- Passage shown

>>>

This former Hudson River ferry was recently renovated by Nichols Brothers Boat Builders and now shuttles commuters across Puget Sound. The Freeland shipyard will be building two new similar ferries for Kitsap County’s system. (Photo provided)

This former Hudson River ferry was recently renovated by Nichols Brothers Boat Builders and now shuttles commuters across Puget Sound. The Freeland shipyard will be building two new similar ferries for Kitsap County’s system. (Photo provided)

Nichols Bros. awarded foot ferry contract

‘Fast cats’ will carry commuters across Puget Sound

Nichols Brothers Boat Builders was awarded a $23-million contract by Kitsap County to construct two fast ferries that will shuttle walk-on commuters across Puget Sound.

The Kitsap Transit board authorized the selection of the Freeland shipyard for the design and construction of two bow-loading passenger-only vessels to add to its new fast-ferry system consisting of three routes.

“Nichols Brothers provided the most complete, competitive proposal for Kitsap Transit’s bow loaders that could meet our speed requirements,” said Sanjay Bhatt, Kitsap Transit public information officer.

The deal was finalized Thursday, said company president Matt Nichols.

In 2016, Kitsap County voters approved a ballot proposition for a dedicated sales tax to support Kitsap Transit’s plan for foot ferry service to downtown Seattle from Bremerton, Kingston and Southworth.

Nichols Brothers also just completed a $5.4-million refurbishment of a New York City passenger ferry, M/V Finest, for Kitsap County. The Finest was part of a fleet of ferries and water taxis that evacuated hundreds of thousands of people from Lower Manhattan during the Sept. 11, 2001 terrorist attacks.

<<<

- Task details
From the article on the ferry contract, list every place named as a starting point for Kitsap Transit's planned foot ferry service to downtown Seattle.

- Data block
>>>

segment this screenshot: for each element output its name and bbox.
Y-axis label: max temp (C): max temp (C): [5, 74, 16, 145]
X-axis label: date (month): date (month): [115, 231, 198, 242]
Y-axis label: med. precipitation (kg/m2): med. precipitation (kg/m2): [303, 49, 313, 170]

<<<

- Answer to the problem
Bremerton, Kingston, Southworth